DIRECTIONS
Set down the records once more, please, exactly and with the pictures left out.
--- BEGIN DATA FOR THIS TASK ---
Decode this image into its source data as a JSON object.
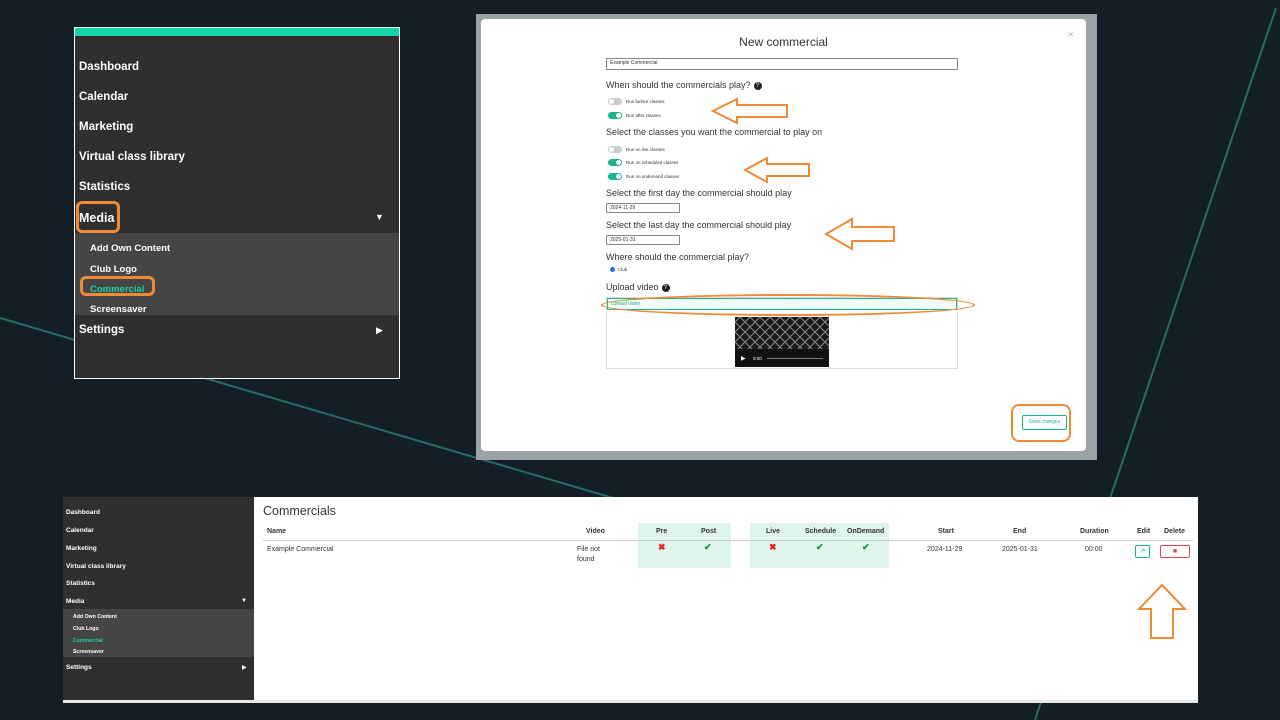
{
  "sidebar_large": {
    "items": [
      "Dashboard",
      "Calendar",
      "Marketing",
      "Virtual class library",
      "Statistics",
      "Media",
      "Settings"
    ],
    "media_sub": [
      "Add Own Content",
      "Club Logo",
      "Commercial",
      "Screensaver"
    ]
  },
  "modal": {
    "title": "New commercial",
    "close": "×",
    "name_value": "Example Commercial",
    "q_play": "When should the commercials play?",
    "run_before": "Run before classes",
    "run_after": "Run after classes",
    "q_classes": "Select the classes you want the commercial to play on",
    "run_live": "Run on live classes",
    "run_scheduled": "Run on scheduled classes",
    "run_ondemand": "Run on ondemand classes",
    "q_first_day": "Select the first day the commercial should play",
    "first_day": "2024-11-29",
    "q_last_day": "Select the last day the commercial should play",
    "last_day": "2025-01-31",
    "q_where": "Where should the commercial play?",
    "where_option": "Club",
    "upload_label": "Upload video",
    "upload_button": "Upload video",
    "video_time": "0:00",
    "save_button": "Save changes"
  },
  "sidebar_small": {
    "items": [
      "Dashboard",
      "Calendar",
      "Marketing",
      "Virtual class library",
      "Statistics",
      "Media",
      "Settings"
    ],
    "media_sub": [
      "Add Own Content",
      "Club Logo",
      "Commercial",
      "Screensaver"
    ]
  },
  "commercials": {
    "title": "Commercials",
    "headers": [
      "Name",
      "Video",
      "Pre",
      "Post",
      "Live",
      "Schedule",
      "OnDemand",
      "Start",
      "End",
      "Duration",
      "Edit",
      "Delete"
    ],
    "row": {
      "name": "Example Commercial",
      "video_line1": "File not",
      "video_line2": "found",
      "pre": "✖",
      "post": "✔",
      "live": "✖",
      "schedule": "✔",
      "ondemand": "✔",
      "start": "2024-11-29",
      "end": "2025-01-31",
      "duration": "00:00"
    }
  },
  "colors": {
    "accent": "#19d3a8",
    "highlight": "#f08a37",
    "background": "#131e26"
  }
}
--- END DATA FOR THIS TASK ---
TASK ANSWER
Decode this image into its source data as a JSON object.
{
  "sidebar_large": {
    "items": [
      "Dashboard",
      "Calendar",
      "Marketing",
      "Virtual class library",
      "Statistics",
      "Media",
      "Settings"
    ],
    "media_sub": [
      "Add Own Content",
      "Club Logo",
      "Commercial",
      "Screensaver"
    ]
  },
  "modal": {
    "title": "New commercial",
    "close": "×",
    "name_value": "Example Commercial",
    "q_play": "When should the commercials play?",
    "run_before": "Run before classes",
    "run_after": "Run after classes",
    "q_classes": "Select the classes you want the commercial to play on",
    "run_live": "Run on live classes",
    "run_scheduled": "Run on scheduled classes",
    "run_ondemand": "Run on ondemand classes",
    "q_first_day": "Select the first day the commercial should play",
    "first_day": "2024-11-29",
    "q_last_day": "Select the last day the commercial should play",
    "last_day": "2025-01-31",
    "q_where": "Where should the commercial play?",
    "where_option": "Club",
    "upload_label": "Upload video",
    "upload_button": "Upload video",
    "video_time": "0:00",
    "save_button": "Save changes"
  },
  "sidebar_small": {
    "items": [
      "Dashboard",
      "Calendar",
      "Marketing",
      "Virtual class library",
      "Statistics",
      "Media",
      "Settings"
    ],
    "media_sub": [
      "Add Own Content",
      "Club Logo",
      "Commercial",
      "Screensaver"
    ]
  },
  "commercials": {
    "title": "Commercials",
    "headers": [
      "Name",
      "Video",
      "Pre",
      "Post",
      "Live",
      "Schedule",
      "OnDemand",
      "Start",
      "End",
      "Duration",
      "Edit",
      "Delete"
    ],
    "row": {
      "name": "Example Commercial",
      "video_line1": "File not",
      "video_line2": "found",
      "pre": "✖",
      "post": "✔",
      "live": "✖",
      "schedule": "✔",
      "ondemand": "✔",
      "start": "2024-11-29",
      "end": "2025-01-31",
      "duration": "00:00"
    }
  },
  "colors": {
    "accent": "#19d3a8",
    "highlight": "#f08a37",
    "background": "#131e26"
  }
}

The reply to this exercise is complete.